» **WHAT NEEDS TO BE DONE**
Write out the entries below once more, exactly, with the pictures left out.

» **RECORD SET**

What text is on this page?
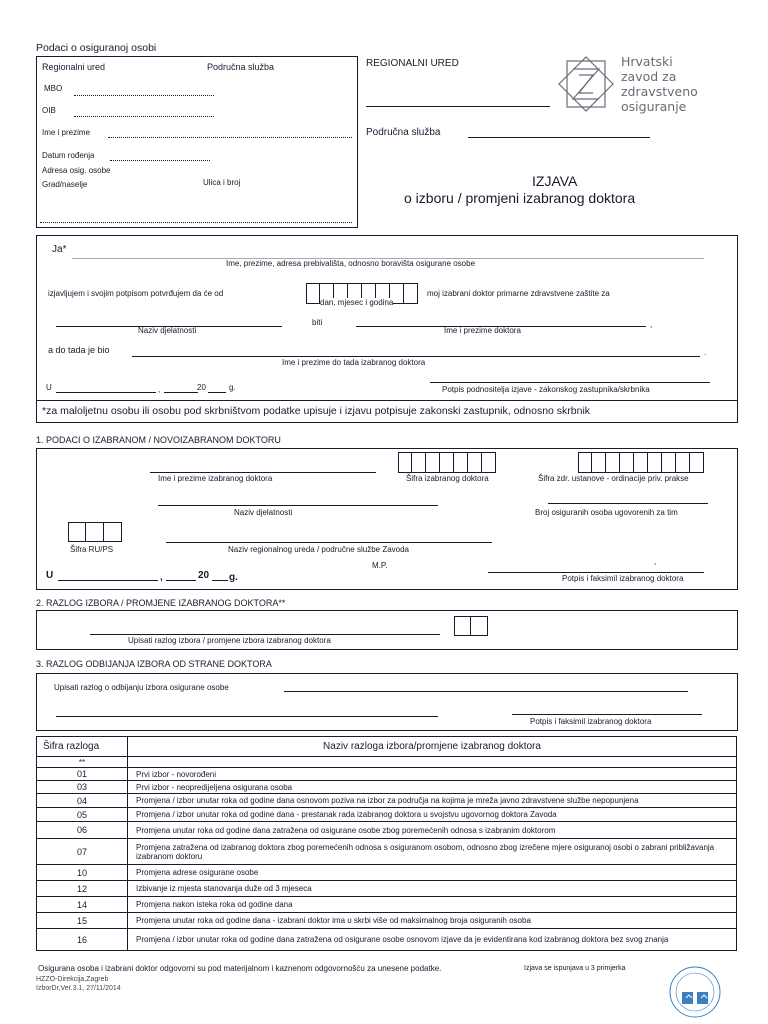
Podaci o osiguranoj osobi
Regionalni ured	Područna služba
MBO
OIB
Ime i prezime
Datum rođenja
Adresa osig. osobe
Grad/naselje	Ulica i broj
REGIONALNI URED
Područna služba
Hrvatski
zavod za
zdravstveno
osiguranje
IZJAVA
o izboru / promjeni izabranog doktora
Ja*
Ime, prezime, adresa prebivališta, odnosno boravišta osigurane osobe
izjavljujem i svojim potpisom potvrđujem da će od
dan, mjesec i godina
moj izabrani doktor primarne zdravstvene zaštite za
Naziv djelatnosti
biti
Ime i prezime doktora
,
a do tada je bio	.
Ime i prezime do tada izabranog doktora
U	,	20	g.	Potpis podnositelja izjave - zakonskog zastupnika/skrbnika
*za maloljetnu osobu ili osobu pod skrbništvom podatke upisuje i izjavu potpisuje zakonski zastupnik, odnosno skrbnik
1. PODACI O IZABRANOM / NOVOIZABRANOM DOKTORU
Ime i prezime izabranog doktora	Šifra izabranog doktora	Šifra zdr. ustanove - ordinacije priv. prakse
Naziv djelatnosti	Broj osiguranih osoba ugovorenih za tim
Šifra RU/PS	Naziv regionalnog ureda / područne službe Zavoda
M.P.	,
U	,	20 g.	Potpis i faksimil izabranog doktora
2. RAZLOG IZBORA / PROMJENE IZABRANOG DOKTORA**
Upisati razlog izbora / promjene izbora izabranog doktora
3. RAZLOG ODBIJANJA IZBORA OD STRANE DOKTORA
Upisati razlog o odbijanju izbora osigurane osobe
Potpis i faksimil izabranog doktora
Šifra razloga	Naziv razloga izbora/promjene izabranog doktora
**	
01	Prvi izbor - novorođeni
03	Prvi izbor - neopredijeljena osigurana osoba
04	Promjena / izbor unutar roka od godine dana osnovom poziva na izbor za područja na kojima je mreža javno zdravstvene službe nepopunjena
05	Promjena / izbor unutar roka od godine dana - prestanak rada izabranog doktora u svojstvu ugovornog doktora Zavoda
06	Promjena unutar roka od godine dana zatražena od osigurane osobe zbog poremećenih odnosa s izabranim doktorom
07	Promjena zatražena od izabranog doktora zbog poremećenih odnosa s osiguranom osobom, odnosno zbog izrečene mjere osiguranoj osobi o zabrani približavanja izabranom doktoru
10	Promjena adrese osigurane osobe
12	Izbivanje iz mjesta stanovanja duže od 3 mjeseca
14	Promjena nakon isteka roka od godine dana
15	Promjena unutar roka od godine dana - izabrani doktor ima u skrbi više od maksimalnog broja osiguranih osoba
16	Promjena / izbor unutar roka od godine dana zatražena od osigurane osobe osnovom izjave da je evidentirana kod izabranog doktora bez svog znanja
Osigurana osoba i izabrani doktor odgovorni su pod materijalnom i kaznenom odgovornošću za unesene podatke.	Izjava se ispunjava u 3 primjerka
HZZO-Direkcija,Zagreb
IzborDr,Ver.3.1, 27/11/2014
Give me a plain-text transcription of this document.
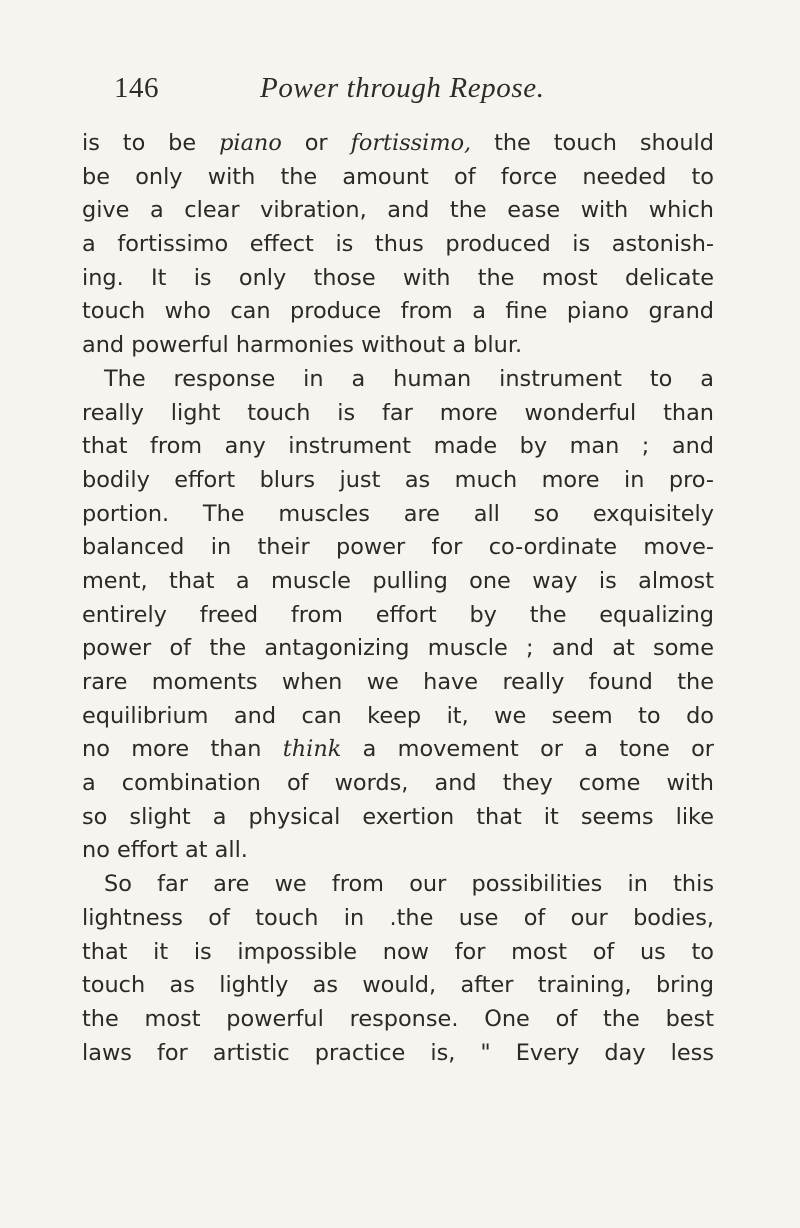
146	Power through Repose.
is to be piano or fortissimo, the touch should
be only with the amount of force needed to
give a clear vibration, and the ease with which
a fortissimo effect is thus produced is astonish-
ing. It is only those with the most delicate
touch who can produce from a fine piano grand
and powerful harmonies without a blur.
The response in a human instrument to a
really light touch is far more wonderful than
that from any instrument made by man ; and
bodily effort blurs just as much more in pro-
portion. The muscles are all so exquisitely
balanced in their power for co-ordinate move-
ment, that a muscle pulling one way is almost
entirely freed from effort by the equalizing
power of the antagonizing muscle ; and at some
rare moments when we have really found the
equilibrium and can keep it, we seem to do
no more than think a movement or a tone or
a combination of words, and they come with
so slight a physical exertion that it seems like
no effort at all.
So far are we from our possibilities in this
lightness of touch in .the use of our bodies,
that it is impossible now for most of us to
touch as lightly as would, after training, bring
the most powerful response. One of the best
laws for artistic practice is, " Every day less
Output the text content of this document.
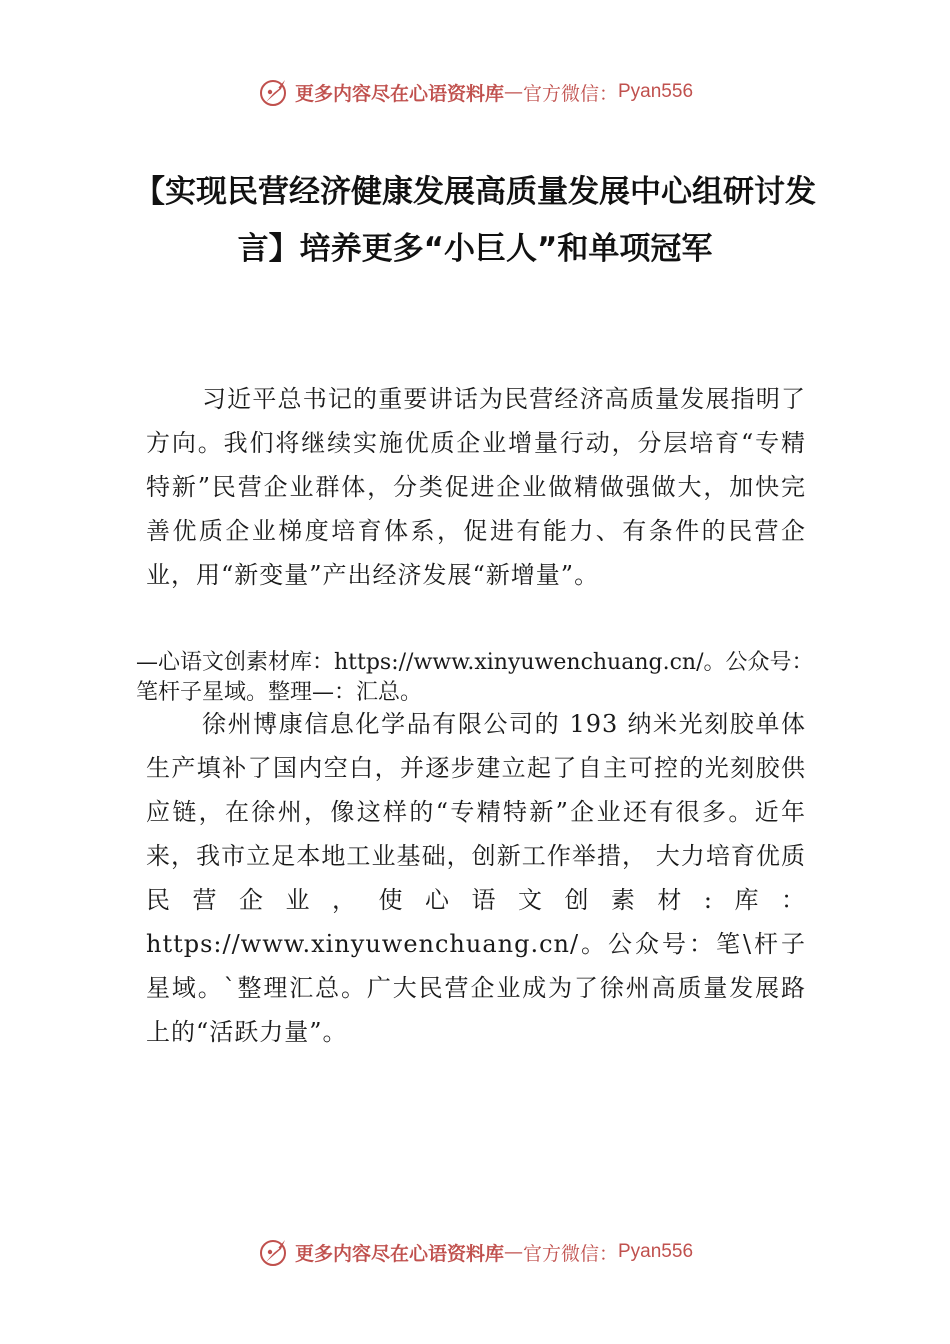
更多内容尽在心语资料库 — 官方微信： Pyan556
【实现民营经济健康发展高质量发展中心组研讨发言】培养更多“小巨人”和单项冠军
习近平总书记的重要讲话为民营经济高质量发展指明了方向。我们将继续实施优质企业增量行动，分层培育“专精特新”民营企业群体，分类促进企业做精做强做大，加快完善优质企业梯度培育体系，促进有能力、有条件的民营企业，用“新变量”产出经济发展“新增量”。
—心语文创素材库：https://www.xinyuwenchuang.cn/。公众号：笔杆子星域。整理—：汇总。
徐州博康信息化学品有限公司的 193 纳米光刻胶单体生产填补了国内空白，并逐步建立起了自主可控的光刻胶供应链，在徐州，像这样的“专精特新”企业还有很多。近年来，我市立足本地工业基础，创新工作举措， 大力培育优质民营企业，使心语文创素材:库：https://www.xinyuwenchuang.cn/。公众号：笔\杆子星域。`整理汇总。广大民营企业成为了徐州高质量发展路上的“活跃力量”。
更多内容尽在心语资料库 — 官方微信： Pyan556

» **TASK OUTPUT**
What text is on this page?
Podaci o osiguranoj osobi
Regionalni ured	Područna služba
MBO
OIB
Ime i prezime
Datum rođenja
Adresa osig. osobe
Grad/naselje	Ulica i broj
REGIONALNI URED
Područna služba
Hrvatski
zavod za
zdravstveno
osiguranje
IZJAVA
o izboru / promjeni izabranog doktora
Ja*
Ime, prezime, adresa prebivališta, odnosno boravišta osigurane osobe
izjavljujem i svojim potpisom potvrđujem da će od
dan, mjesec i godina
moj izabrani doktor primarne zdravstvene zaštite za
Naziv djelatnosti
biti
Ime i prezime doktora
,
a do tada je bio	.
Ime i prezime do tada izabranog doktora
U	,	20	g.	Potpis podnositelja izjave - zakonskog zastupnika/skrbnika
*za maloljetnu osobu ili osobu pod skrbništvom podatke upisuje i izjavu potpisuje zakonski zastupnik, odnosno skrbnik
1. PODACI O IZABRANOM / NOVOIZABRANOM DOKTORU
Ime i prezime izabranog doktora	Šifra izabranog doktora	Šifra zdr. ustanove - ordinacije priv. prakse
Naziv djelatnosti	Broj osiguranih osoba ugovorenih za tim
Šifra RU/PS	Naziv regionalnog ureda / područne službe Zavoda
M.P.	,
U	,	20 g.	Potpis i faksimil izabranog doktora
2. RAZLOG IZBORA / PROMJENE IZABRANOG DOKTORA**
Upisati razlog izbora / promjene izbora izabranog doktora
3. RAZLOG ODBIJANJA IZBORA OD STRANE DOKTORA
Upisati razlog o odbijanju izbora osigurane osobe
Potpis i faksimil izabranog doktora
Šifra razloga	Naziv razloga izbora/promjene izabranog doktora
**	
01	Prvi izbor - novorođeni
03	Prvi izbor - neopredijeljena osigurana osoba
04	Promjena / izbor unutar roka od godine dana osnovom poziva na izbor za područja na kojima je mreža javno zdravstvene službe nepopunjena
05	Promjena / izbor unutar roka od godine dana - prestanak rada izabranog doktora u svojstvu ugovornog doktora Zavoda
06	Promjena unutar roka od godine dana zatražena od osigurane osobe zbog poremećenih odnosa s izabranim doktorom
07	Promjena zatražena od izabranog doktora zbog poremećenih odnosa s osiguranom osobom, odnosno zbog izrečene mjere osiguranoj osobi o zabrani približavanja izabranom doktoru
10	Promjena adrese osigurane osobe
12	Izbivanje iz mjesta stanovanja duže od 3 mjeseca
14	Promjena nakon isteka roka od godine dana
15	Promjena unutar roka od godine dana - izabrani doktor ima u skrbi više od maksimalnog broja osiguranih osoba
16	Promjena / izbor unutar roka od godine dana zatražena od osigurane osobe osnovom izjave da je evidentirana kod izabranog doktora bez svog znanja
Osigurana osoba i izabrani doktor odgovorni su pod materijalnom i kaznenom odgovornošću za unesene podatke.	Izjava se ispunjava u 3 primjerka
HZZO-Direkcija,Zagreb
IzborDr,Ver.3.1, 27/11/2014
Give me a plain-text transcription of this document.
146	Power through Repose.
is to be piano or fortissimo, the touch should
be only with the amount of force needed to
give a clear vibration, and the ease with which
a fortissimo effect is thus produced is astonish-
ing. It is only those with the most delicate
touch who can produce from a fine piano grand
and powerful harmonies without a blur.
The response in a human instrument to a
really light touch is far more wonderful than
that from any instrument made by man ; and
bodily effort blurs just as much more in pro-
portion. The muscles are all so exquisitely
balanced in their power for co-ordinate move-
ment, that a muscle pulling one way is almost
entirely freed from effort by the equalizing
power of the antagonizing muscle ; and at some
rare moments when we have really found the
equilibrium and can keep it, we seem to do
no more than think a movement or a tone or
a combination of words, and they come with
so slight a physical exertion that it seems like
no effort at all.
So far are we from our possibilities in this
lightness of touch in .the use of our bodies,
that it is impossible now for most of us to
touch as lightly as would, after training, bring
the most powerful response. One of the best
laws for artistic practice is, " Every day less
Output the text content of this document.
更多内容尽在心语资料库 — 官方微信： Pyan556
【实现民营经济健康发展高质量发展中心组研讨发言】培养更多“小巨人”和单项冠军
习近平总书记的重要讲话为民营经济高质量发展指明了方向。我们将继续实施优质企业增量行动，分层培育“专精特新”民营企业群体，分类促进企业做精做强做大，加快完善优质企业梯度培育体系，促进有能力、有条件的民营企业，用“新变量”产出经济发展“新增量”。
—心语文创素材库：https://www.xinyuwenchuang.cn/。公众号：笔杆子星域。整理—：汇总。
徐州博康信息化学品有限公司的 193 纳米光刻胶单体生产填补了国内空白，并逐步建立起了自主可控的光刻胶供应链，在徐州，像这样的“专精特新”企业还有很多。近年来，我市立足本地工业基础，创新工作举措， 大力培育优质民营企业，使心语文创素材:库：https://www.xinyuwenchuang.cn/。公众号：笔\杆子星域。`整理汇总。广大民营企业成为了徐州高质量发展路上的“活跃力量”。
更多内容尽在心语资料库 — 官方微信： Pyan556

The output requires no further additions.